Record excerpts:
──────
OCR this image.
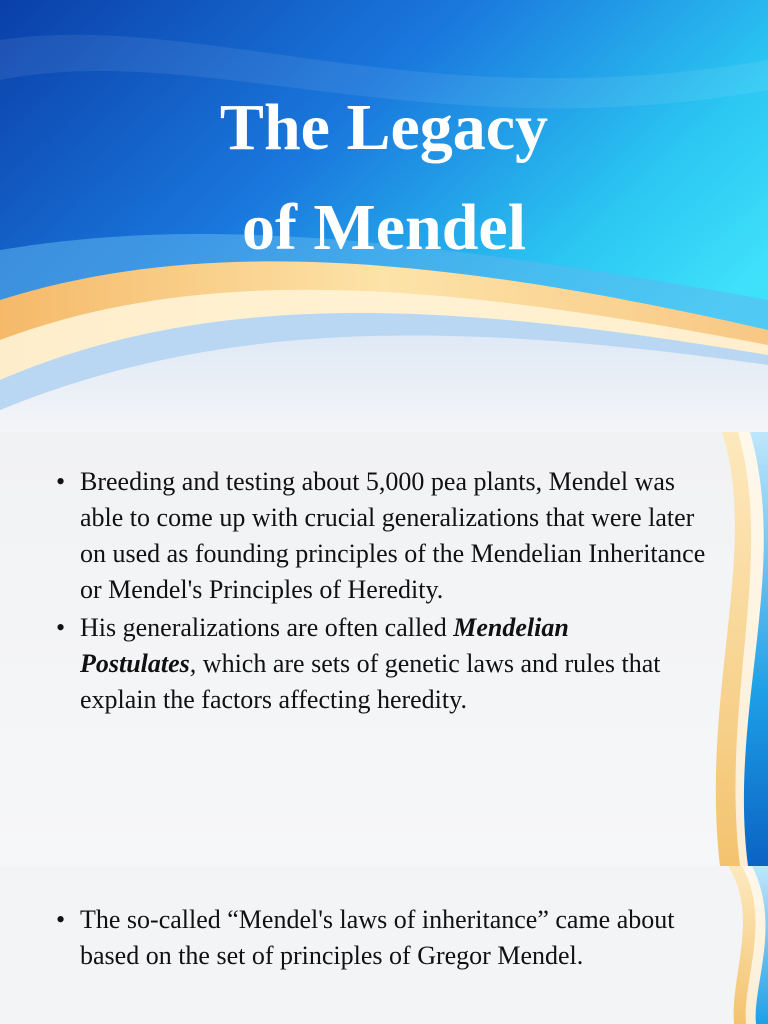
The Legacy
of Mendel
• Breeding and testing about 5,000 pea plants, Mendel was able to come up with crucial generalizations that were later on used as founding principles of the Mendelian Inheritance or Mendel's Principles of Heredity.
• His generalizations are often called Mendelian
Postulates, which are sets of genetic laws and rules that explain the factors affecting heredity.
• The so-called “Mendel's laws of inheritance” came about based on the set of principles of Gregor Mendel.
──────
Set exercise: Show the lines that mention the word "Mendelian".

Finished answer:
• Breeding and testing about 5,000 pea plants, Mendel was able to come up with crucial generalizations that were later on used as founding principles of the Mendelian Inheritance or Mendel's Principles of Heredity.
• His generalizations are often called Mendelian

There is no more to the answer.